*INPUT RECORDS*
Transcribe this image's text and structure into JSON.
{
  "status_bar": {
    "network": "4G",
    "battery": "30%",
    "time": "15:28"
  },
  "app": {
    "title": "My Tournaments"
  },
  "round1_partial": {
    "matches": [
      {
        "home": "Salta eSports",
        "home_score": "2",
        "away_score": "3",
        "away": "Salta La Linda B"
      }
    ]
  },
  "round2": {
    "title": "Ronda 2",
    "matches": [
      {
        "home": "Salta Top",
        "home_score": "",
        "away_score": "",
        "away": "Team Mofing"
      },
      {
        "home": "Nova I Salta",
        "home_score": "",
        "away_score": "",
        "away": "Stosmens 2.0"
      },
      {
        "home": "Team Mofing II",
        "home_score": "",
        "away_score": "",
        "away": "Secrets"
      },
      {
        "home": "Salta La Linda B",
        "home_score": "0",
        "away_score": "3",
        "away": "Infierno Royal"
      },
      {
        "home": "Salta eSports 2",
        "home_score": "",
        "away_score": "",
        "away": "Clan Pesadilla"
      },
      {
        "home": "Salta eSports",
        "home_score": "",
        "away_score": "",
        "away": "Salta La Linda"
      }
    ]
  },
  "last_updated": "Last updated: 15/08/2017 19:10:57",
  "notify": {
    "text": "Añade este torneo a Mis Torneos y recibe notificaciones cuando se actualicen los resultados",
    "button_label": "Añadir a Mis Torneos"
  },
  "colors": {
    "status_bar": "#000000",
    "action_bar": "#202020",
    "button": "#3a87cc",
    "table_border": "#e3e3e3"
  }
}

*TASK DETAILS*
From the material above, count the lines that include "Salta" and give only the total.

*SOLUTION FOR THIS TASK*
8